→ GOAL:
Return each line of the listing that contains the string "ylabel".

→ SUPPLIED MATERIAL:

--------------------------------------------------

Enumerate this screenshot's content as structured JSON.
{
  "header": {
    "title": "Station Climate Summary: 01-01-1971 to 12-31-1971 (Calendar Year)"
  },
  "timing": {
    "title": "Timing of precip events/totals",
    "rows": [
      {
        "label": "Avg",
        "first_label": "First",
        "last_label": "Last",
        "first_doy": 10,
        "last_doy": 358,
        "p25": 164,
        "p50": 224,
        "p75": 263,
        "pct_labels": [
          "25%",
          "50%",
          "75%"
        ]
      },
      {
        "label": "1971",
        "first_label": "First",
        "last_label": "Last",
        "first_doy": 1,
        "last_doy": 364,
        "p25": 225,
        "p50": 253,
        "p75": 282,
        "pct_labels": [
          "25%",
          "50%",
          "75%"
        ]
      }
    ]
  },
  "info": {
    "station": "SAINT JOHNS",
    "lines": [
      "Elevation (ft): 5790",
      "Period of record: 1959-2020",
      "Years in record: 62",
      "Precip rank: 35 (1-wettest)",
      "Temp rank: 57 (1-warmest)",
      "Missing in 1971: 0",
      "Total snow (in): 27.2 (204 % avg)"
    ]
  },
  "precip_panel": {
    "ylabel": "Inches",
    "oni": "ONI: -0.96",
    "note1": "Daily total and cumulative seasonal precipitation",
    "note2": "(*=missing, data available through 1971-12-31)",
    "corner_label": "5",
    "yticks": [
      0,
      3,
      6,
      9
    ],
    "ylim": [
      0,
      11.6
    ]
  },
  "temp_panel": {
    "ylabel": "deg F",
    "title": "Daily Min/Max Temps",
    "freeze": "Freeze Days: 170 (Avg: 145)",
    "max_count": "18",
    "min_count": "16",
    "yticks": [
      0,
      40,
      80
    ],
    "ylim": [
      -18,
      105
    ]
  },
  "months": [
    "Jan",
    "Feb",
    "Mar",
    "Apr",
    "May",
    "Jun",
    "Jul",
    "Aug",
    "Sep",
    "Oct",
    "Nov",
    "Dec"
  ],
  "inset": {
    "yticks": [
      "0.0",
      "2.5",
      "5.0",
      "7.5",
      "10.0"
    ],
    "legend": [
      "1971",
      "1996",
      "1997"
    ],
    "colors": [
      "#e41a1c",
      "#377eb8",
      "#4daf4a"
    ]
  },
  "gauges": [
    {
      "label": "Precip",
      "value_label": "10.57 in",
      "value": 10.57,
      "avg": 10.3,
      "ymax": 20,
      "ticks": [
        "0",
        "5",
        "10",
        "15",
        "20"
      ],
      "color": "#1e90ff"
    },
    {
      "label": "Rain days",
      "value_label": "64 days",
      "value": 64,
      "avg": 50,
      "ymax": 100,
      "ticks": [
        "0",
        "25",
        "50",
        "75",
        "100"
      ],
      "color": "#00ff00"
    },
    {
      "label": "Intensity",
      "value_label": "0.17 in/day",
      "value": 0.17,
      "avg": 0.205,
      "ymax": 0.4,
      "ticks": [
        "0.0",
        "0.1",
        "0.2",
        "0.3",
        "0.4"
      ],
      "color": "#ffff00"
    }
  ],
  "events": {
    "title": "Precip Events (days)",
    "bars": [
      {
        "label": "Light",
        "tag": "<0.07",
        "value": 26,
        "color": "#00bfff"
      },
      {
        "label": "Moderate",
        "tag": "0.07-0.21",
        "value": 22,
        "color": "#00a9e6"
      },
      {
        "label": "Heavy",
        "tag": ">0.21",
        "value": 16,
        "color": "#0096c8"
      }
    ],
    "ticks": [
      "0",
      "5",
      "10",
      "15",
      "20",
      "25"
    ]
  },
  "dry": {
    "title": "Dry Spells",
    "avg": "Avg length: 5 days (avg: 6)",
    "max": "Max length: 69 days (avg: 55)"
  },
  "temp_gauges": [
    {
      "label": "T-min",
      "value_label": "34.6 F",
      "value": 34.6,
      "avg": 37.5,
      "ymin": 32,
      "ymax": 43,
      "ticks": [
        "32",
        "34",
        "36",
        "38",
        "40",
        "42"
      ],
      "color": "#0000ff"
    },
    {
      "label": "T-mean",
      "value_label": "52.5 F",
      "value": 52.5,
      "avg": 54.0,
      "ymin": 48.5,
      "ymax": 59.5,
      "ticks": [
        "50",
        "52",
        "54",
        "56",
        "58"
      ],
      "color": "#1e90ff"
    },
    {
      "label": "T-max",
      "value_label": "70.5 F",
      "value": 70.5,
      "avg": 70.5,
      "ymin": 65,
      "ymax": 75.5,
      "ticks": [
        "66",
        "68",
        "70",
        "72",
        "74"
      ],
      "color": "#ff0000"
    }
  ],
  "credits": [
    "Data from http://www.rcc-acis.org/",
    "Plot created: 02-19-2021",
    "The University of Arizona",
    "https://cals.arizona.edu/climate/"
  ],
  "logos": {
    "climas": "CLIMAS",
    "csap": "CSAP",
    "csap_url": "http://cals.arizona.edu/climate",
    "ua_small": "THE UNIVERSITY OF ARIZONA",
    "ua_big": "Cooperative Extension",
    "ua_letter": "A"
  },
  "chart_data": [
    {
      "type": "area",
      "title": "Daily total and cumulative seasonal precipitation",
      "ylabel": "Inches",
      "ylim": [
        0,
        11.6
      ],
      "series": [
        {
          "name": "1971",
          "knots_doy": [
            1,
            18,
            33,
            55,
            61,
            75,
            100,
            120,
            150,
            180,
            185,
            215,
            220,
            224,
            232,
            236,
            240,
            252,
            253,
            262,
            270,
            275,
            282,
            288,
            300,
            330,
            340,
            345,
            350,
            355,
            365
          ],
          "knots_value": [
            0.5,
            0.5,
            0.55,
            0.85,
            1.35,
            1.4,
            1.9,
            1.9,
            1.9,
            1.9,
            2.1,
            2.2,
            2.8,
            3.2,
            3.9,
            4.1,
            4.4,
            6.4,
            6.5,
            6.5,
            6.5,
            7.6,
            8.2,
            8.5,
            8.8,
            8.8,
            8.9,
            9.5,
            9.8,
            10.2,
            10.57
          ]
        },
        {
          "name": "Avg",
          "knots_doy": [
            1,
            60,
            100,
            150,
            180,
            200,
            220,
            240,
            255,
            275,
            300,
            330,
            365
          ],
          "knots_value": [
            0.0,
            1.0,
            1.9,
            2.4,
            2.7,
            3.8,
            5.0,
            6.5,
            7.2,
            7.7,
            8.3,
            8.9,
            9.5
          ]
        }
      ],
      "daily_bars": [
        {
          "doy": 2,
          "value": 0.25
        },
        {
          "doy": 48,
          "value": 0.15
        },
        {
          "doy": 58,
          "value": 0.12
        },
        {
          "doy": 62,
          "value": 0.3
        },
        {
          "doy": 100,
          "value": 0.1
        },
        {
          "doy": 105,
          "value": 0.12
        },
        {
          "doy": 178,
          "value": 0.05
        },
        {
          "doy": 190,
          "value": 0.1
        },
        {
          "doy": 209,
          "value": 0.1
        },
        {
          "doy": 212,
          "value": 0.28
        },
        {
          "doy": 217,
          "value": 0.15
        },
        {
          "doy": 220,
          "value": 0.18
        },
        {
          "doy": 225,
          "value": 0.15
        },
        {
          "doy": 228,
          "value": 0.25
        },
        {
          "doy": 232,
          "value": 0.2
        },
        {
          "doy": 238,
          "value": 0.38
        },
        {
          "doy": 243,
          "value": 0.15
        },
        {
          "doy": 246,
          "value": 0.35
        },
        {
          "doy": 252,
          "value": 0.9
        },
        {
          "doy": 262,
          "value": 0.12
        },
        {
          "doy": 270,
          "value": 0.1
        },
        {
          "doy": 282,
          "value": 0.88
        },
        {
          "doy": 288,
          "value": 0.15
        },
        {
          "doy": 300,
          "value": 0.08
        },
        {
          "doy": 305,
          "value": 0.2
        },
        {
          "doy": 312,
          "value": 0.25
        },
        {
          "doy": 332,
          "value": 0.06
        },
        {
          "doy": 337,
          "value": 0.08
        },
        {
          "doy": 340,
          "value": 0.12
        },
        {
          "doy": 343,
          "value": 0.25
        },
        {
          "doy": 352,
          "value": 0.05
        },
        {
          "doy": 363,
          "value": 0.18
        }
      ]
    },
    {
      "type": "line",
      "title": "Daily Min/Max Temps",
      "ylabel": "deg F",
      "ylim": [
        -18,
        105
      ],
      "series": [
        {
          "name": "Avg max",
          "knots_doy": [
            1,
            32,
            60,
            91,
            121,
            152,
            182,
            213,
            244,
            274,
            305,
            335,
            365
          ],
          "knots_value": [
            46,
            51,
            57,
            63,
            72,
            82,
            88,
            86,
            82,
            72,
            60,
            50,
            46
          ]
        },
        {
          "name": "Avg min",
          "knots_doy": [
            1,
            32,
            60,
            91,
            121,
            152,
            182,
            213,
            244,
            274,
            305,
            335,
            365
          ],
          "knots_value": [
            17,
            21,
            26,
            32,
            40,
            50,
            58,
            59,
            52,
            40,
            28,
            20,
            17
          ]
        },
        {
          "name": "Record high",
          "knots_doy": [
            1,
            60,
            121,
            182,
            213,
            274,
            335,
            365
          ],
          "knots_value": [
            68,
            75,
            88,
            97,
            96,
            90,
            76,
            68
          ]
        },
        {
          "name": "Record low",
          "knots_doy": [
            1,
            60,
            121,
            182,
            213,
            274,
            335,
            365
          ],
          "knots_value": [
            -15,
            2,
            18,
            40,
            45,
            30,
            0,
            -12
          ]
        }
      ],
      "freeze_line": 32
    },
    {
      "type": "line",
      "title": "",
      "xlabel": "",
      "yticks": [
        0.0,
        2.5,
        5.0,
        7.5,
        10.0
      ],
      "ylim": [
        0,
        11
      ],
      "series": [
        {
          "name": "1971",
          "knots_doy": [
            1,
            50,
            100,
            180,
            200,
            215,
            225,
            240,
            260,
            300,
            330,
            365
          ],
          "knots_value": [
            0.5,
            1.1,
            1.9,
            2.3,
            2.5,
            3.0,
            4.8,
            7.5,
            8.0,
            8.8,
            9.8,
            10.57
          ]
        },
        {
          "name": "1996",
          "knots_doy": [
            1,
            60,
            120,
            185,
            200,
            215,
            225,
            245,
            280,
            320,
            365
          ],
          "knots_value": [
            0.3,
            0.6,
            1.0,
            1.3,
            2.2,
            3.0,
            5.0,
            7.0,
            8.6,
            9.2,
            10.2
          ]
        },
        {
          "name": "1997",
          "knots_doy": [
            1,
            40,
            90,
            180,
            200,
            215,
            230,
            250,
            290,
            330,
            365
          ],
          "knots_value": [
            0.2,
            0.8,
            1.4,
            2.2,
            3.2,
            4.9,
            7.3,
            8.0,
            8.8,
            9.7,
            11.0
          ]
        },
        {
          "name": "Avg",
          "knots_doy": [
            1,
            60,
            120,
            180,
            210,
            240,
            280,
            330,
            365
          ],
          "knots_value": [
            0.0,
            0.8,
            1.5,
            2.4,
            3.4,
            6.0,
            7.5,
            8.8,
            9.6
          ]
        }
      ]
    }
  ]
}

--------------------------------------------------

→ WORKED ANSWER:
    "ylabel": "Inches",
    "ylabel": "deg F",
      "ylabel": "Inches",
      "ylabel": "deg F",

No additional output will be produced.